# [Box coordinate listings]
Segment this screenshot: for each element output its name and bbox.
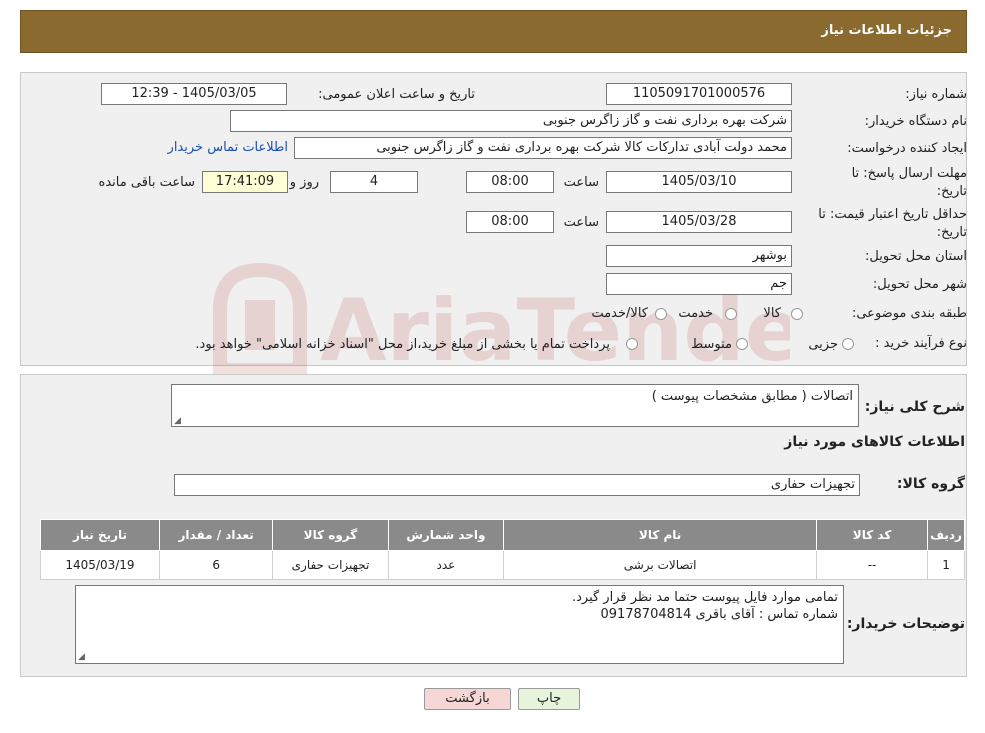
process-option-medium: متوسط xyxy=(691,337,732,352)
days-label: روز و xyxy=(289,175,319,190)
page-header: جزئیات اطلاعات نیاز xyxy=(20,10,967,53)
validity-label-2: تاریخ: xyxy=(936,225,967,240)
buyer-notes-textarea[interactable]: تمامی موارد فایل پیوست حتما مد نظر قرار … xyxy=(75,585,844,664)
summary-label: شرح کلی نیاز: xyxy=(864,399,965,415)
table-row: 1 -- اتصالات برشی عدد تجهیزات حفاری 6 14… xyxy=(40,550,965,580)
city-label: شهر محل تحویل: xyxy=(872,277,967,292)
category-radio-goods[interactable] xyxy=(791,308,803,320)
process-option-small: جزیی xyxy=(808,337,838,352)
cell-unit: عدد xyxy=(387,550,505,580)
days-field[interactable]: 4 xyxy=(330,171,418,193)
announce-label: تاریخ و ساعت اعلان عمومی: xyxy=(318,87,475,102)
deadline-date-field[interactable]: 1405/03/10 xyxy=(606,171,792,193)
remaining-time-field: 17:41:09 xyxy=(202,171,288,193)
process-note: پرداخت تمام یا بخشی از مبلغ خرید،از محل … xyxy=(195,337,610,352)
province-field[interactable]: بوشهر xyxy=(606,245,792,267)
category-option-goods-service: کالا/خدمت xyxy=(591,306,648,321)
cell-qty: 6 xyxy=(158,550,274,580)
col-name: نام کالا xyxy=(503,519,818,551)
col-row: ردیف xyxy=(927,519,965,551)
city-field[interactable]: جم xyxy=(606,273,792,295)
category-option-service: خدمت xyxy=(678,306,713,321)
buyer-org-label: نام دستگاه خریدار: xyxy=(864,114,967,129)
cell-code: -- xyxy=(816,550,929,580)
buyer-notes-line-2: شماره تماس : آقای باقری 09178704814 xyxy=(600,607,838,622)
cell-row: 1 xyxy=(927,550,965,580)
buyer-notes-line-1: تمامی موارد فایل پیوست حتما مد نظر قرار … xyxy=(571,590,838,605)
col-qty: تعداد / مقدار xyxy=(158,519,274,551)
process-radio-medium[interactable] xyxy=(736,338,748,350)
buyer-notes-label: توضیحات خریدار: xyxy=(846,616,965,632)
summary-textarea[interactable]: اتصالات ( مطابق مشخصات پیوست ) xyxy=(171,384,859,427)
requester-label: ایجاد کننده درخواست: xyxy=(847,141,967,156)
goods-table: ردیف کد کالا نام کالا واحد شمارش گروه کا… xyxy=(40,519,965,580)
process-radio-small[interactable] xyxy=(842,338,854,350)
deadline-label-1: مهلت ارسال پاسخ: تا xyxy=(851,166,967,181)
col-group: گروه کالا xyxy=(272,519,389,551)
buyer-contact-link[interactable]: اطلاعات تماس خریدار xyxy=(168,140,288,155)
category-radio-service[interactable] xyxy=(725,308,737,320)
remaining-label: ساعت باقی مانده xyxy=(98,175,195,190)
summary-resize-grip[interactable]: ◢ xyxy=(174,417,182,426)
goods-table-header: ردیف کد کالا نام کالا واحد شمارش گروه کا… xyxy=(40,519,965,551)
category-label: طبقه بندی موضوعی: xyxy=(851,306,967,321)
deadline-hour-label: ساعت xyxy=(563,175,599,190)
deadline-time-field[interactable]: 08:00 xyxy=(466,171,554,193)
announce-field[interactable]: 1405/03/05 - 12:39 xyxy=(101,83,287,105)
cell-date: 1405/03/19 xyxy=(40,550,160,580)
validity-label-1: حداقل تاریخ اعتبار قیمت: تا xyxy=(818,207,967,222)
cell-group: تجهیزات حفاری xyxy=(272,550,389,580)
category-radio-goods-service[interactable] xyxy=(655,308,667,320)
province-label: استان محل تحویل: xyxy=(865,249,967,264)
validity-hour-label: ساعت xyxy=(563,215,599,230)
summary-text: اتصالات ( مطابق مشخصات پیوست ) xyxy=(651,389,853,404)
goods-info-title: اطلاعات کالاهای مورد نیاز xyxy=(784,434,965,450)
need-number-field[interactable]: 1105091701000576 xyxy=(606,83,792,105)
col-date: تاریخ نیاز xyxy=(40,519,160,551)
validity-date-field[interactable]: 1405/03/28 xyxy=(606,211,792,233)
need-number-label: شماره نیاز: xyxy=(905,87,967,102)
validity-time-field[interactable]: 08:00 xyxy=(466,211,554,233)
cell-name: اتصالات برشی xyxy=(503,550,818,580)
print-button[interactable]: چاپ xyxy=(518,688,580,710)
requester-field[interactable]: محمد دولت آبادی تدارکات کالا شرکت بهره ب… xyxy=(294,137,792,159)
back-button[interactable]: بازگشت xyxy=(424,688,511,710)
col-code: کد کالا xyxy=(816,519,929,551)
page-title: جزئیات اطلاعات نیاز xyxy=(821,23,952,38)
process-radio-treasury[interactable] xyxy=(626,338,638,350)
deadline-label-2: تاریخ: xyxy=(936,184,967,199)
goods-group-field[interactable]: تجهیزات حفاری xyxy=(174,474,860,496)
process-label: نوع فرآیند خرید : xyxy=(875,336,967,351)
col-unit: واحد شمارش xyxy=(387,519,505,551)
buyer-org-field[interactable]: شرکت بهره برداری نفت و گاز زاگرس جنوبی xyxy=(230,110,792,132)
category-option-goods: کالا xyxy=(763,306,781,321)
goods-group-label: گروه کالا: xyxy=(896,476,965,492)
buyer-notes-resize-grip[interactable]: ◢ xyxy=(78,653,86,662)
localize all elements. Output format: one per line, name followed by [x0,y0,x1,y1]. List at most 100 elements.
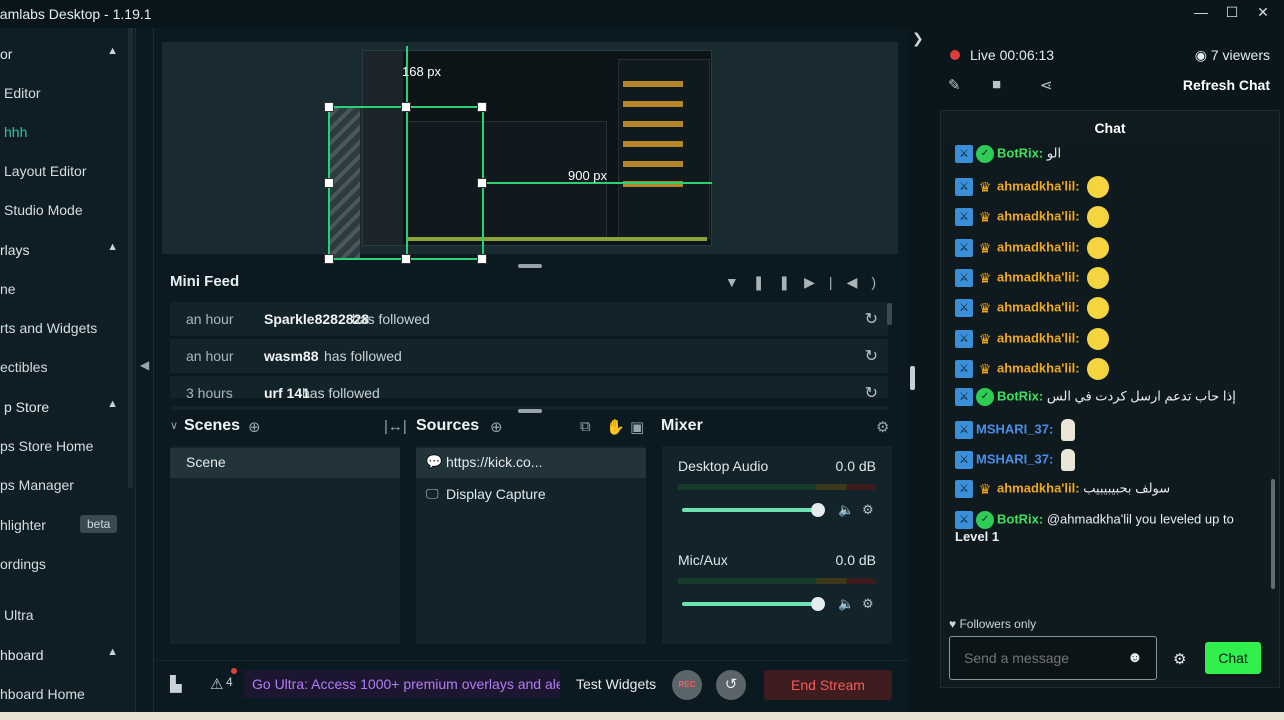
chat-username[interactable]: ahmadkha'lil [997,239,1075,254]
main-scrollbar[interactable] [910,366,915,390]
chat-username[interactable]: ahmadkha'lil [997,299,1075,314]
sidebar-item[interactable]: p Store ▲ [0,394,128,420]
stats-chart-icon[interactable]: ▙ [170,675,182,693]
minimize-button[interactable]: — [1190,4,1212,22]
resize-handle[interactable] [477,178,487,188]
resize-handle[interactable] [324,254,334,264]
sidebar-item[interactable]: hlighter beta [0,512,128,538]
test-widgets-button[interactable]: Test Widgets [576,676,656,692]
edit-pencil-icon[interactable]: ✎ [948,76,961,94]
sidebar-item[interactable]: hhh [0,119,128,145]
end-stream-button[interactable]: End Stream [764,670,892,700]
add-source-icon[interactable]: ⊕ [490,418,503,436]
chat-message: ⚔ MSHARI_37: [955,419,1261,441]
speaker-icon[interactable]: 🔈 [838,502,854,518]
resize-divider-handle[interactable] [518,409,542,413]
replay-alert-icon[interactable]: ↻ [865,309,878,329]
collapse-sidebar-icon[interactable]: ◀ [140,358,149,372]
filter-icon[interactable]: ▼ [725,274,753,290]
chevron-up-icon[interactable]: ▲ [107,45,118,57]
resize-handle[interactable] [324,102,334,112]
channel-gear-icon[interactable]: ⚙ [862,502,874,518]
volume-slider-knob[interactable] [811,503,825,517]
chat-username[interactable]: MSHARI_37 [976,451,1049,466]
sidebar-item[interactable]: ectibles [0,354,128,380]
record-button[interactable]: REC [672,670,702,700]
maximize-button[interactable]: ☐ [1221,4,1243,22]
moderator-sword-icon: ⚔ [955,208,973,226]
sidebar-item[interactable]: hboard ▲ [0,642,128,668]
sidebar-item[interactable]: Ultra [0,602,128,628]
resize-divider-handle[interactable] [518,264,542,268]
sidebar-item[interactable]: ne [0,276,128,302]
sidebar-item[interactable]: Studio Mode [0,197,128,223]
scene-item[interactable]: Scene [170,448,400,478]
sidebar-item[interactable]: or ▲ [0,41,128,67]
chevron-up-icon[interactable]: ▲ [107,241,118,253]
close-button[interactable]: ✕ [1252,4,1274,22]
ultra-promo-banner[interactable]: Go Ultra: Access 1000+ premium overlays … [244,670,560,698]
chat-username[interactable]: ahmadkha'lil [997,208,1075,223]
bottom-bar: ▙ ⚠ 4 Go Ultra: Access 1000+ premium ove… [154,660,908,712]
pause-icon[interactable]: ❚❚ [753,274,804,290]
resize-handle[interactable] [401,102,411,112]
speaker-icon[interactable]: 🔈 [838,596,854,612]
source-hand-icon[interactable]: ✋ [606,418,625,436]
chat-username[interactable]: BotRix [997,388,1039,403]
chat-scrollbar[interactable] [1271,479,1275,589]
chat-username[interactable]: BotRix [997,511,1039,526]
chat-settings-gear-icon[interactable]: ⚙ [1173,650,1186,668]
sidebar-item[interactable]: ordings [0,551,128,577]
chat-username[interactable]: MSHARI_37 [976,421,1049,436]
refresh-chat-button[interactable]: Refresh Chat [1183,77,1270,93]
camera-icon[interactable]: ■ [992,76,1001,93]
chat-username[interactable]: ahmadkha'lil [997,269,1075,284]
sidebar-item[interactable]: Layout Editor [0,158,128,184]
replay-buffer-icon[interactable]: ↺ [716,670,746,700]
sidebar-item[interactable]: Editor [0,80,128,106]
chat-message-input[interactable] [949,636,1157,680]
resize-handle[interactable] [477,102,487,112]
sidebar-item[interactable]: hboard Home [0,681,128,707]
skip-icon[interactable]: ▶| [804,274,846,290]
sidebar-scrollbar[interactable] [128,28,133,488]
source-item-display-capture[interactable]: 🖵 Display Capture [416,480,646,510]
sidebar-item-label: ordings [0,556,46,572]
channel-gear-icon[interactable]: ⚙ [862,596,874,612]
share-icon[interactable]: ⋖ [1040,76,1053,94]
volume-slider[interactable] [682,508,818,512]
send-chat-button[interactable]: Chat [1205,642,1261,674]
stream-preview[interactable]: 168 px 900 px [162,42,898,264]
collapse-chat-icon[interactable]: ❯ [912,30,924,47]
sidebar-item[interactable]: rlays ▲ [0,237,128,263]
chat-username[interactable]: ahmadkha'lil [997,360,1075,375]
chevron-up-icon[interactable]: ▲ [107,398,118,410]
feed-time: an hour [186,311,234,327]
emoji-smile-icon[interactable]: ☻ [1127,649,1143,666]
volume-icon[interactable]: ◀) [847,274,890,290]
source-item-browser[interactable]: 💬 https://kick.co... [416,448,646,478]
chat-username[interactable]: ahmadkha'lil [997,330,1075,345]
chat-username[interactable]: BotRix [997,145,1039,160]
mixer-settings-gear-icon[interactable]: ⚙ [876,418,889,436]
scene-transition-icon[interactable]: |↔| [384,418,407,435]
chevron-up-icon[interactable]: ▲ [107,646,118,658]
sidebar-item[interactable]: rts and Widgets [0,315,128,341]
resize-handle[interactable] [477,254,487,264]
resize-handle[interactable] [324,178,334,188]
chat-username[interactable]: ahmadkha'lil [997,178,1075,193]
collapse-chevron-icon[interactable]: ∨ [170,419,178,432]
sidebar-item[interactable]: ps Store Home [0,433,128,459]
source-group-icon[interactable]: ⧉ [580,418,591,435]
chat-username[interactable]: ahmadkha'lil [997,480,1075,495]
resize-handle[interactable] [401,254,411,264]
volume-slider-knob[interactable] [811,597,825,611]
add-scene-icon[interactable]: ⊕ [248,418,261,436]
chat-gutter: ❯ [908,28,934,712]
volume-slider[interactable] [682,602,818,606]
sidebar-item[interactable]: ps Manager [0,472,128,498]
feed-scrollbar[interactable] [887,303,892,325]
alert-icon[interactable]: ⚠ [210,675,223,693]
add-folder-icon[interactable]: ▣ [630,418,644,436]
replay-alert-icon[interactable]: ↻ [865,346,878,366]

# [AIM OF THE EXERCISE]
Gather every line above that contains the string "Store" and copy each one out.

# [CORRECT ANSWER]
sidebar-item[interactable]: p Store ▲ [0,394,128,420]
sidebar-item[interactable]: ps Store Home [0,433,128,459]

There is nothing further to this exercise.